▸ **WRITTEN EXERCISE**
Please set down all the lines beneath this one exactly, without the pictures.

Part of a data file
####

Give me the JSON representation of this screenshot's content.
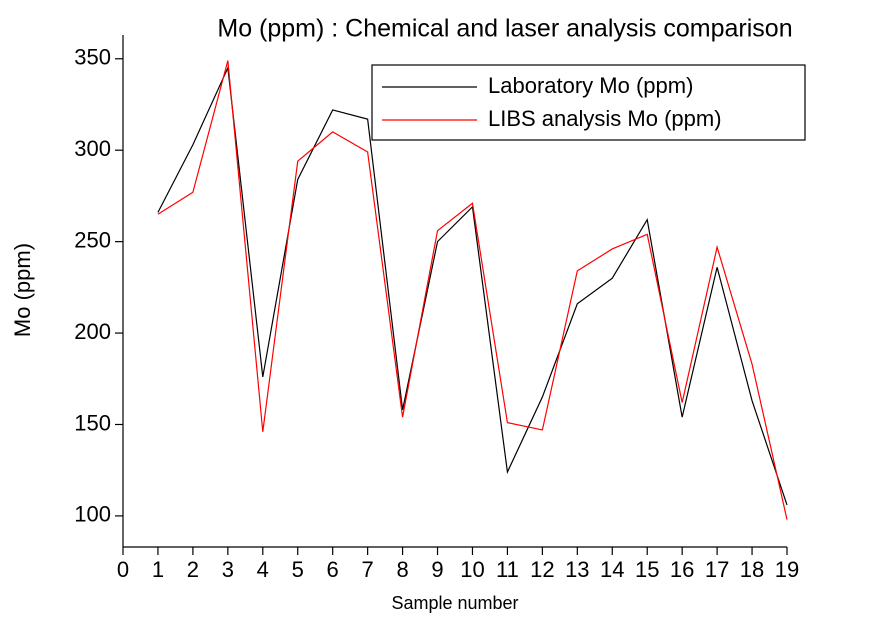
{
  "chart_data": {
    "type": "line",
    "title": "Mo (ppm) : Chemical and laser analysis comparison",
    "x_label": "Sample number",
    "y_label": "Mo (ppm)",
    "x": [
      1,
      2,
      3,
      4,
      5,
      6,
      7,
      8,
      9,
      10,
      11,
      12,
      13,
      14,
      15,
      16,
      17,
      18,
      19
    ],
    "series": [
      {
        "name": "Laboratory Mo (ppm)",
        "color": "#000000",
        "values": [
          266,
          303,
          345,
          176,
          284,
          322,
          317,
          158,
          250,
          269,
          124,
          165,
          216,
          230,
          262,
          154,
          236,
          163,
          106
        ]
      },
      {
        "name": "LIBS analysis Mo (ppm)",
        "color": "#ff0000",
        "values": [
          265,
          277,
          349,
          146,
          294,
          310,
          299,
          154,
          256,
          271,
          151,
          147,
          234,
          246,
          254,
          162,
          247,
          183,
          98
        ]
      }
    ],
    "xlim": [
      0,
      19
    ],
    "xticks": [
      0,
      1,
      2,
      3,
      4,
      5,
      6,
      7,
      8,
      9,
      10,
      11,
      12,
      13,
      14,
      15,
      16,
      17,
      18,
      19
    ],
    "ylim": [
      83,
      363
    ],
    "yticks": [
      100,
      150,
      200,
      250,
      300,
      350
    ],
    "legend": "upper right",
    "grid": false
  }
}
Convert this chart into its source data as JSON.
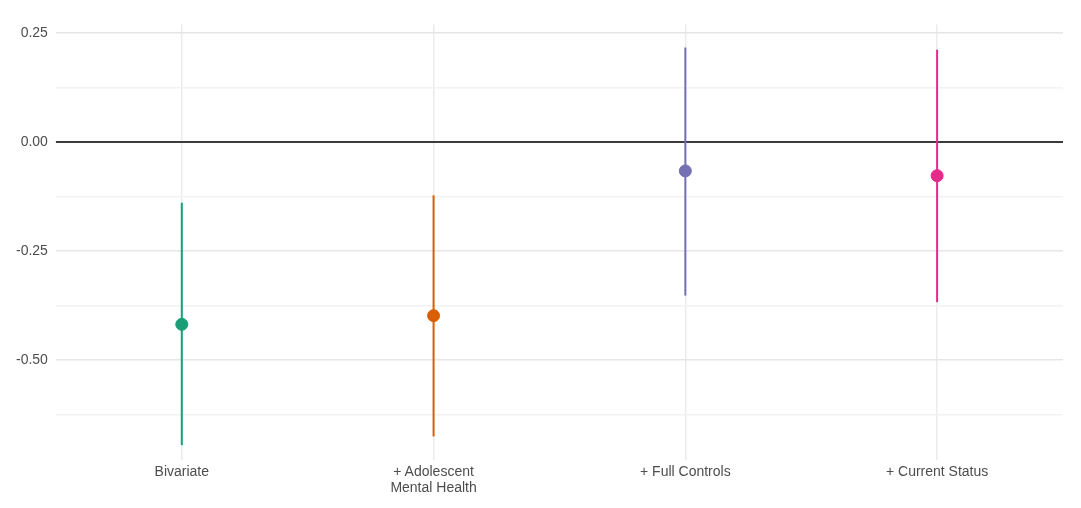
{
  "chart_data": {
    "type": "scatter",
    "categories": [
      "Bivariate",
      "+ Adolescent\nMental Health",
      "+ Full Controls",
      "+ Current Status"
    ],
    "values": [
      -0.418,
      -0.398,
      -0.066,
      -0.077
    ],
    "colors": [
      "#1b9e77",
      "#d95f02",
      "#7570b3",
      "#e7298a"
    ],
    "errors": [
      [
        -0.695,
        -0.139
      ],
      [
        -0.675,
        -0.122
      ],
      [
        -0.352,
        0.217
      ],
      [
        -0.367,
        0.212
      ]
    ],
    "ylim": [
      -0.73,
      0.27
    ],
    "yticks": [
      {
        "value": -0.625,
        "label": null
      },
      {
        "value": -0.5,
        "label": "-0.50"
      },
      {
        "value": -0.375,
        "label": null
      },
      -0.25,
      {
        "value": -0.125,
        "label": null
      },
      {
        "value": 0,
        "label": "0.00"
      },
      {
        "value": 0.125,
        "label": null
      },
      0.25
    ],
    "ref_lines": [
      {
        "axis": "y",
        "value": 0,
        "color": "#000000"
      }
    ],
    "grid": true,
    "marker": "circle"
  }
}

####

▸ **ANSWER FOR THIS EXERCISE**
Give me the JSON representation of this screenshot's content.
{
  "chart_data": {
    "type": "line",
    "title": "Mo (ppm) : Chemical and laser analysis comparison",
    "x_label": "Sample number",
    "y_label": "Mo (ppm)",
    "x": [
      1,
      2,
      3,
      4,
      5,
      6,
      7,
      8,
      9,
      10,
      11,
      12,
      13,
      14,
      15,
      16,
      17,
      18,
      19
    ],
    "series": [
      {
        "name": "Laboratory Mo (ppm)",
        "color": "#000000",
        "values": [
          266,
          303,
          345,
          176,
          284,
          322,
          317,
          158,
          250,
          269,
          124,
          165,
          216,
          230,
          262,
          154,
          236,
          163,
          106
        ]
      },
      {
        "name": "LIBS analysis Mo (ppm)",
        "color": "#ff0000",
        "values": [
          265,
          277,
          349,
          146,
          294,
          310,
          299,
          154,
          256,
          271,
          151,
          147,
          234,
          246,
          254,
          162,
          247,
          183,
          98
        ]
      }
    ],
    "xlim": [
      0,
      19
    ],
    "xticks": [
      0,
      1,
      2,
      3,
      4,
      5,
      6,
      7,
      8,
      9,
      10,
      11,
      12,
      13,
      14,
      15,
      16,
      17,
      18,
      19
    ],
    "ylim": [
      83,
      363
    ],
    "yticks": [
      100,
      150,
      200,
      250,
      300,
      350
    ],
    "legend": "upper right",
    "grid": false
  }
}
Convert this chart into its source data as JSON.
{
  "chart_data": {
    "type": "scatter",
    "categories": [
      "Bivariate",
      "+ Adolescent\nMental Health",
      "+ Full Controls",
      "+ Current Status"
    ],
    "values": [
      -0.418,
      -0.398,
      -0.066,
      -0.077
    ],
    "colors": [
      "#1b9e77",
      "#d95f02",
      "#7570b3",
      "#e7298a"
    ],
    "errors": [
      [
        -0.695,
        -0.139
      ],
      [
        -0.675,
        -0.122
      ],
      [
        -0.352,
        0.217
      ],
      [
        -0.367,
        0.212
      ]
    ],
    "ylim": [
      -0.73,
      0.27
    ],
    "yticks": [
      {
        "value": -0.625,
        "label": null
      },
      {
        "value": -0.5,
        "label": "-0.50"
      },
      {
        "value": -0.375,
        "label": null
      },
      -0.25,
      {
        "value": -0.125,
        "label": null
      },
      {
        "value": 0,
        "label": "0.00"
      },
      {
        "value": 0.125,
        "label": null
      },
      0.25
    ],
    "ref_lines": [
      {
        "axis": "y",
        "value": 0,
        "color": "#000000"
      }
    ],
    "grid": true,
    "marker": "circle"
  }
}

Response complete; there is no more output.